**TASK INSTRUCTIONS**. Go through the listing and copy each line with the string "JSON".

** Begin **

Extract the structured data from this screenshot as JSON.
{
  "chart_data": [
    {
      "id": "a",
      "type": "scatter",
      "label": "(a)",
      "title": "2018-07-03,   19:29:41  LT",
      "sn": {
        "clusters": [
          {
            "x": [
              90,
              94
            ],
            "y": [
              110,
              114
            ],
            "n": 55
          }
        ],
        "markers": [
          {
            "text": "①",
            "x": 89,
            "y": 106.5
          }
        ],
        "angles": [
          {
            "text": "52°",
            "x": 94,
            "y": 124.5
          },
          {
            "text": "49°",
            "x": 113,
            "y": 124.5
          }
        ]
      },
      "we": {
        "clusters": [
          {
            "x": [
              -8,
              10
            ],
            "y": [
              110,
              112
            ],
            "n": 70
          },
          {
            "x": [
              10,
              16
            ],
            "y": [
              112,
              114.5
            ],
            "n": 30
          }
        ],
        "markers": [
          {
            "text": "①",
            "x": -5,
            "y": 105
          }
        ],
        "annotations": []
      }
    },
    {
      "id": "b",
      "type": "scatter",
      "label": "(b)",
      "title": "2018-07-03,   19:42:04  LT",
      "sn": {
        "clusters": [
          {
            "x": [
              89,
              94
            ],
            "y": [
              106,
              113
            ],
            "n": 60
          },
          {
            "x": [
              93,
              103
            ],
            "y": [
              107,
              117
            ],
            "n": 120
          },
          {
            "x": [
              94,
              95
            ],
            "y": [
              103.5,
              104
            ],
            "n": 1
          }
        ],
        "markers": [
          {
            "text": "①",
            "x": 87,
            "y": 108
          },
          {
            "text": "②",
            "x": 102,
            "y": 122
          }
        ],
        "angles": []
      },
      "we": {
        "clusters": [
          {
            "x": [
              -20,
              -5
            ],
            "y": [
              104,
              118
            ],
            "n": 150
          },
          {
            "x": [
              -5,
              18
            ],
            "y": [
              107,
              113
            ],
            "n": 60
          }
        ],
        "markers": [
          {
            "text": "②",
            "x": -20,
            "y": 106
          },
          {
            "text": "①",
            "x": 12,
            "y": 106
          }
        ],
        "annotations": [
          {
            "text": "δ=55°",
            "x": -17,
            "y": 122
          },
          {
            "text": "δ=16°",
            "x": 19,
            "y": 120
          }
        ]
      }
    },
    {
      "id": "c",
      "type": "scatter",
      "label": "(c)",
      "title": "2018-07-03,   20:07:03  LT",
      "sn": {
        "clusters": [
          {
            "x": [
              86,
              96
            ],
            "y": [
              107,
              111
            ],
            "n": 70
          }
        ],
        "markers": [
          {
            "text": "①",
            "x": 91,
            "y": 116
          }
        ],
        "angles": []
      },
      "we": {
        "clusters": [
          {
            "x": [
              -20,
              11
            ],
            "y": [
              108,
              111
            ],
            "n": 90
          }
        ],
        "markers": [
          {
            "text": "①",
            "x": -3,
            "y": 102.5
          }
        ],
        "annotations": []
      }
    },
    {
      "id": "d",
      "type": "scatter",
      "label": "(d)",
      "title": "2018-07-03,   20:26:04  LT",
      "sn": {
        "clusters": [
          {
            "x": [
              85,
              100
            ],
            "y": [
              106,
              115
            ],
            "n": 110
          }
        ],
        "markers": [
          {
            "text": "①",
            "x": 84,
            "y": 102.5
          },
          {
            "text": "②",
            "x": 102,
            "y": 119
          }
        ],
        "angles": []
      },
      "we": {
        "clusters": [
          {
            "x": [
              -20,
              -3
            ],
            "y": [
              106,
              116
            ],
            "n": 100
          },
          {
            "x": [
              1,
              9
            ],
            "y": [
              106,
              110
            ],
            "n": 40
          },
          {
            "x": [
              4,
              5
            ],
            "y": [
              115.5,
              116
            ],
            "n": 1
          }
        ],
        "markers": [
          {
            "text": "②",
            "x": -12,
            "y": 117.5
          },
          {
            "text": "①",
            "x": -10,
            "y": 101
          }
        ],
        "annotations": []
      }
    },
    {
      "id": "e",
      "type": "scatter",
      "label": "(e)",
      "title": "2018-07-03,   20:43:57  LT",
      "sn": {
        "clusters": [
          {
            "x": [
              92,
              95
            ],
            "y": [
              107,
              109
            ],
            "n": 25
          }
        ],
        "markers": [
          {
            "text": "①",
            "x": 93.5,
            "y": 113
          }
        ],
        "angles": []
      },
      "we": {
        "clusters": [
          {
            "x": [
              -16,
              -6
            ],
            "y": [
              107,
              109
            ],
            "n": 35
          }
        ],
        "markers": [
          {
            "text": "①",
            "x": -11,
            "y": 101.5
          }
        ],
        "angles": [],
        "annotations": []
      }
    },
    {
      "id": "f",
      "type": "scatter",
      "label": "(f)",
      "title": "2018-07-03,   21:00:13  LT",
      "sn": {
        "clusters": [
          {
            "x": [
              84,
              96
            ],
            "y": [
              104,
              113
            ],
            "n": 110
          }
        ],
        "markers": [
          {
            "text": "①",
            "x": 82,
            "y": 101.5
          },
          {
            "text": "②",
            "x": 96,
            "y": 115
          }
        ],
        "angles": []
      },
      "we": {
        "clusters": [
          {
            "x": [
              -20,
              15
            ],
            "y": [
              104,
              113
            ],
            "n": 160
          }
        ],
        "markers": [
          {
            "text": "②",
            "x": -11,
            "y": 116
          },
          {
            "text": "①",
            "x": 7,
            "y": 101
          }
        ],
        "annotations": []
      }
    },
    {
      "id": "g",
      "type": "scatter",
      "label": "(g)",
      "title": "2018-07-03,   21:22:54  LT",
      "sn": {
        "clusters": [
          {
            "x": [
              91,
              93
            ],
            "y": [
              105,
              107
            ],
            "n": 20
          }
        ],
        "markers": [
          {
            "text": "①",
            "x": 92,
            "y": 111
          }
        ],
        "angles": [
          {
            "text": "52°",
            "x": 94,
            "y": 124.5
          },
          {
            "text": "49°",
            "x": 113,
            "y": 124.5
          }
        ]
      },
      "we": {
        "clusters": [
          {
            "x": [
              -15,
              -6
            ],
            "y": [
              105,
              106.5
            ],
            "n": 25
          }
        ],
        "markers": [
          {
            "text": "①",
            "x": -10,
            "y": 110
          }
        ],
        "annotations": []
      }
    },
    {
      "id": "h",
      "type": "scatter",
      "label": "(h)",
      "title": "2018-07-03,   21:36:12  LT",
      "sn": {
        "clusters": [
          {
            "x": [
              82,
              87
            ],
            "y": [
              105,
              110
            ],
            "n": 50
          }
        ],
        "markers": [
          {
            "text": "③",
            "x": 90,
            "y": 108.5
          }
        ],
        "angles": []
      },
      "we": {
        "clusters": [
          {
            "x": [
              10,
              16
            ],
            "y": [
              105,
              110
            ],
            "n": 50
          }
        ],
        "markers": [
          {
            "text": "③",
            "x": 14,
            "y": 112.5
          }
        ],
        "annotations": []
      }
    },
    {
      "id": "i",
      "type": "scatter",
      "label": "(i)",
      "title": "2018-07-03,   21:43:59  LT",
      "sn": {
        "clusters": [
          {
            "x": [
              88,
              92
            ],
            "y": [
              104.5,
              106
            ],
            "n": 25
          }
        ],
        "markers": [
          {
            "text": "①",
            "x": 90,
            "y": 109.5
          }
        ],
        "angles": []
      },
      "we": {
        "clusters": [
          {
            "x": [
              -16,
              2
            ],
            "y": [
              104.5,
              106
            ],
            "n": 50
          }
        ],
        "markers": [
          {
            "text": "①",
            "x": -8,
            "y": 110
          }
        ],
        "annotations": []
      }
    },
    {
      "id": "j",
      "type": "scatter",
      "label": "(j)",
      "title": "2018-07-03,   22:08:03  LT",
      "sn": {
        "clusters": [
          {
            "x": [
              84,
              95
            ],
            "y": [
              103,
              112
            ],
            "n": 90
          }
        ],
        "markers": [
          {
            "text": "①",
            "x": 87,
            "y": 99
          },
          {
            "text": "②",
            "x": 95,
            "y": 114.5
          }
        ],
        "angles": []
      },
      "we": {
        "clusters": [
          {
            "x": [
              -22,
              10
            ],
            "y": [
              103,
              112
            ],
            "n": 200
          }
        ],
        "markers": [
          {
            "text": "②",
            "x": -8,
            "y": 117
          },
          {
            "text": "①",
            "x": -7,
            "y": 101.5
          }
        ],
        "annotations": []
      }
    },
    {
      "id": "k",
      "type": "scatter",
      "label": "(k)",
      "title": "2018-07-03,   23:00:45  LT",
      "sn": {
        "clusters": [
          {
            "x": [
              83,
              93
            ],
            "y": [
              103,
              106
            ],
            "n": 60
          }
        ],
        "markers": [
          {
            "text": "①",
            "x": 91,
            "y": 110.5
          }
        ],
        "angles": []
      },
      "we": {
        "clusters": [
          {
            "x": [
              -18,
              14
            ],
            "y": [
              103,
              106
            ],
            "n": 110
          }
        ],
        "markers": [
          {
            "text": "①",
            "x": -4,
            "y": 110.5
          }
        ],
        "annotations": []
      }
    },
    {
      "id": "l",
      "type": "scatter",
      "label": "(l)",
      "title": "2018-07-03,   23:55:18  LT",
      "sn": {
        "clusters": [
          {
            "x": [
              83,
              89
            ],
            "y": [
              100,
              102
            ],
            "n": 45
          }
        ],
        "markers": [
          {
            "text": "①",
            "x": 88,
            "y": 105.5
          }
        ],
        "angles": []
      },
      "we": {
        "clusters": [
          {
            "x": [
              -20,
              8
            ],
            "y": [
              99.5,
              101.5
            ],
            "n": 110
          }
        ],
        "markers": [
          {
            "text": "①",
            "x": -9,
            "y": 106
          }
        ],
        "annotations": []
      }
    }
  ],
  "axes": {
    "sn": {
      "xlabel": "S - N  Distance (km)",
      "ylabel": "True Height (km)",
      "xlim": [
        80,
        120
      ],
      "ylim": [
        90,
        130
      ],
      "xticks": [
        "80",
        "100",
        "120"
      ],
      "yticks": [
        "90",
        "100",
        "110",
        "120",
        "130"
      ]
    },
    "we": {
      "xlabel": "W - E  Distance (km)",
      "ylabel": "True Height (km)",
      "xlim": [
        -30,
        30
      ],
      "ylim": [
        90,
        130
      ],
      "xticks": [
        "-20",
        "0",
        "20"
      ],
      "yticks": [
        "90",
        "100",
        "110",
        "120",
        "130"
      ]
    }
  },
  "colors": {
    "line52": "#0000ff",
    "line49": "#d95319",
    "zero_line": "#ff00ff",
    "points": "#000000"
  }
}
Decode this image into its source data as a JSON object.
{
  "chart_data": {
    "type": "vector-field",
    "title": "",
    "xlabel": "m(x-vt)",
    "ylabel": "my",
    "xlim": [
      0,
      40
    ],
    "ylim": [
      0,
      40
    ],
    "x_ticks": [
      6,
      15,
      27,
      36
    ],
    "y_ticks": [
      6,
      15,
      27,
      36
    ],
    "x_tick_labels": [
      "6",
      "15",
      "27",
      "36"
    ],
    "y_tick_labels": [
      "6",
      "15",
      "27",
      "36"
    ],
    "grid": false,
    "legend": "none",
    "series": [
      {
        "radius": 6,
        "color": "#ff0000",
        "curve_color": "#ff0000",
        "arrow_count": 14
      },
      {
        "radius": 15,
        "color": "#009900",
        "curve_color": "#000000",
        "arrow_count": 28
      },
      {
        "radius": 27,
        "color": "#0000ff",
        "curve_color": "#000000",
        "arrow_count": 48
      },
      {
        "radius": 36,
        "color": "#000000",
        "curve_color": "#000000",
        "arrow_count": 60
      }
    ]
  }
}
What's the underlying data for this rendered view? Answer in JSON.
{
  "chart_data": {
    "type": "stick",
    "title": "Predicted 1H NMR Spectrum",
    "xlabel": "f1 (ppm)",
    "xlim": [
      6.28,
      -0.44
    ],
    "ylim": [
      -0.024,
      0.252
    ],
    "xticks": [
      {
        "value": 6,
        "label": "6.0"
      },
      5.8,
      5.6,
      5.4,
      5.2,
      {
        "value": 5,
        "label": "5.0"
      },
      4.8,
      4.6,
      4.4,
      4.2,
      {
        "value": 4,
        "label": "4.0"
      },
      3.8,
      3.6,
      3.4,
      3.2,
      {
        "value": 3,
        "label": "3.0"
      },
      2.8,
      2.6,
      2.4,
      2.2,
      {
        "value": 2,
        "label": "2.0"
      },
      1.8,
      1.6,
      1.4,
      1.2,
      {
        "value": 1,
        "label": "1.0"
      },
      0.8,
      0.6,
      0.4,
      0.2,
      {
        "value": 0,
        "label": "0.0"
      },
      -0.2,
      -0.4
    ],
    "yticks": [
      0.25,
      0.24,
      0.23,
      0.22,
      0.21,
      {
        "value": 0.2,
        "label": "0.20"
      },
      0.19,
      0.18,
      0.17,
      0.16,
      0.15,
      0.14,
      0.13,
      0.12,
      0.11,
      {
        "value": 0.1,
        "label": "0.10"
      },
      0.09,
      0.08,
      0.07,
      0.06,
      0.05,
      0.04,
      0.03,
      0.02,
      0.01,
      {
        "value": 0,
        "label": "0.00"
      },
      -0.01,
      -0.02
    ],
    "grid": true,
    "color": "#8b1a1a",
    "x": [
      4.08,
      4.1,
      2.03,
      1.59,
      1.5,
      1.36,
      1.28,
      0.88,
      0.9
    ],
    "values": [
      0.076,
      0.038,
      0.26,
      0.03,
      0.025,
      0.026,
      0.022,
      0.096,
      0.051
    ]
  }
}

** End **

**ANSWER FOR THIS EXERCISE**.
Extract the structured data from this screenshot as JSON.
Decode this image into its source data as a JSON object.
What's the underlying data for this rendered view? Answer in JSON.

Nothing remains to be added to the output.